--- Text excerpt ---

Preface: This blog contains memories from early childhood that have impacted me in adulthood. I share them here solely for the sake of painting that picture. As you read, know that I love my momma and daddy, and I am grateful to them and to God for allowing their parents to step in to raise us kids.
“This’un better be a boy. If it ain’t, I just might give it away.” I was playing in the back yard when I heard Momma and Granny talking. I was the second of Momma’s four kids – three girls and one boy. My older sister lived with my dad’s parents, but I lived with Momma, PawPaw, and Granny while she waited for her third baby to come. That memory stayed with me growing up. To the day my brother died at age 35, I felt sure he was always my momma’s favorite. For most of our lives, it didn’t matter much to me because we didn’t live with Momma. She wasn’t around enough for me to feel her favoritism or be hurt by it. And over time, her absence led to a fair amount of self-protective indifference. It got to where it didn’t hurt anymore when she left, and it didn’t feel exciting anymore when she came back home. “Home” to her was PawPaw and Granny’s place. No matter how many times she left unexpectedly, their door was always open when she came back.

--- Records shown ---

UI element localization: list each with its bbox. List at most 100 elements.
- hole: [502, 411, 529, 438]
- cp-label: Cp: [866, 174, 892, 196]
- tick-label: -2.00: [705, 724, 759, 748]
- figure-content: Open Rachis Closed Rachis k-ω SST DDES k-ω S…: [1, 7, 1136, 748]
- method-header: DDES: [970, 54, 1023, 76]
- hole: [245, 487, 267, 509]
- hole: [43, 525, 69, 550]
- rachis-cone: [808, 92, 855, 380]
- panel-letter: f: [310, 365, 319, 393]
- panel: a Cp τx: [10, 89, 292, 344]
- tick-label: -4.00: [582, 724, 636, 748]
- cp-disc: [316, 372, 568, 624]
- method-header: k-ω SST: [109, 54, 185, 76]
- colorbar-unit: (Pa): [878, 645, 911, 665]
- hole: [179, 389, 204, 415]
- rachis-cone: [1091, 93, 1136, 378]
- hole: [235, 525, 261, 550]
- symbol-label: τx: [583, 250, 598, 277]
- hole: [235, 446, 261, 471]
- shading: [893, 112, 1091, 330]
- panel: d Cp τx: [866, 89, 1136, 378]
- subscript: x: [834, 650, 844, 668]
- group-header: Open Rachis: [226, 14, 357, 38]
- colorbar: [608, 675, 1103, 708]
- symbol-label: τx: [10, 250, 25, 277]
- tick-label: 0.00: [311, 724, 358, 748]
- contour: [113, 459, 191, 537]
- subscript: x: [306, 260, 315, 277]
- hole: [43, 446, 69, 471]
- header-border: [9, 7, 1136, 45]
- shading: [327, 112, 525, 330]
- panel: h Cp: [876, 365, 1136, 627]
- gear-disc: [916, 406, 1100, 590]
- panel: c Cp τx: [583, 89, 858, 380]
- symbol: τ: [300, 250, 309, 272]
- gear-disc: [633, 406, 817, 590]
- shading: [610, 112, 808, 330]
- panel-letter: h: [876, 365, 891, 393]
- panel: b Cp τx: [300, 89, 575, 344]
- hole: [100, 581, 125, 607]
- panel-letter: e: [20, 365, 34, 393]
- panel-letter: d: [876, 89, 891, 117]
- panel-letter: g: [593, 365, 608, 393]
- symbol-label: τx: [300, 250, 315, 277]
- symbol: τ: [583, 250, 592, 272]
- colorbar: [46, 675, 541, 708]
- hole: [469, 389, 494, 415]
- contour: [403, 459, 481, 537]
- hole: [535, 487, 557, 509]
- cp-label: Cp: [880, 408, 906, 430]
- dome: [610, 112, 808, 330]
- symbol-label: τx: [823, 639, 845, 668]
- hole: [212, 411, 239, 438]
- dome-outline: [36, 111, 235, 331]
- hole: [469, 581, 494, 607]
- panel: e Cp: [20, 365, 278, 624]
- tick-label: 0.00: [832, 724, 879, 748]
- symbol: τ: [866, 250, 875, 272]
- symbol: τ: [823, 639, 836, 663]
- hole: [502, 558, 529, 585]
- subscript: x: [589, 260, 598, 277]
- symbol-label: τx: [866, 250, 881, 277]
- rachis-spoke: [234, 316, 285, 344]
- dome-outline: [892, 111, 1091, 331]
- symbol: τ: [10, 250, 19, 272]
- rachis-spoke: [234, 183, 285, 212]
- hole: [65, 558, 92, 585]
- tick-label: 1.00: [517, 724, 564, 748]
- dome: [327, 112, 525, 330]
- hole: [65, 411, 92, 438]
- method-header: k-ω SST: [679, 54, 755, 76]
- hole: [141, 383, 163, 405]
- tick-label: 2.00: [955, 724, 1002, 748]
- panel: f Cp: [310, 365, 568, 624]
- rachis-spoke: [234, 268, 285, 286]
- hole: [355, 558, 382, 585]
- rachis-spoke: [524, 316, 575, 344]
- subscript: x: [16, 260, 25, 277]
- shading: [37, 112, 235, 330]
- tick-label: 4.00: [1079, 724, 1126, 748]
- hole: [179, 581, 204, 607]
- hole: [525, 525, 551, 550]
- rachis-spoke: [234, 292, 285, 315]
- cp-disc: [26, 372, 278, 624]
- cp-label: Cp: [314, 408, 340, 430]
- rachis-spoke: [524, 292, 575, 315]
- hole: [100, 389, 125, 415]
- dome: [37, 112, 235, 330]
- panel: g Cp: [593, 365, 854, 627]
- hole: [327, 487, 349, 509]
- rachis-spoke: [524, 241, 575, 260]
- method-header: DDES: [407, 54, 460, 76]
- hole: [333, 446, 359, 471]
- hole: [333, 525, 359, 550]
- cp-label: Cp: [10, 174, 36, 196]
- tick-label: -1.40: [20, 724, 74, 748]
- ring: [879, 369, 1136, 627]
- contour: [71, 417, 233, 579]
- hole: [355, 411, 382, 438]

---

Problem to solve:
Please answer these questions using the blog excerpt:
(a) Besides the writer's parents, who else does the preface say the writer is grateful to?
(b) How many children did Momma have?
(c) At what age did the writer's brother die?
The listing has no connection to the blog excerpt.

Complete output:
(a) God
(b) Four: three girls and one boy
(c) 35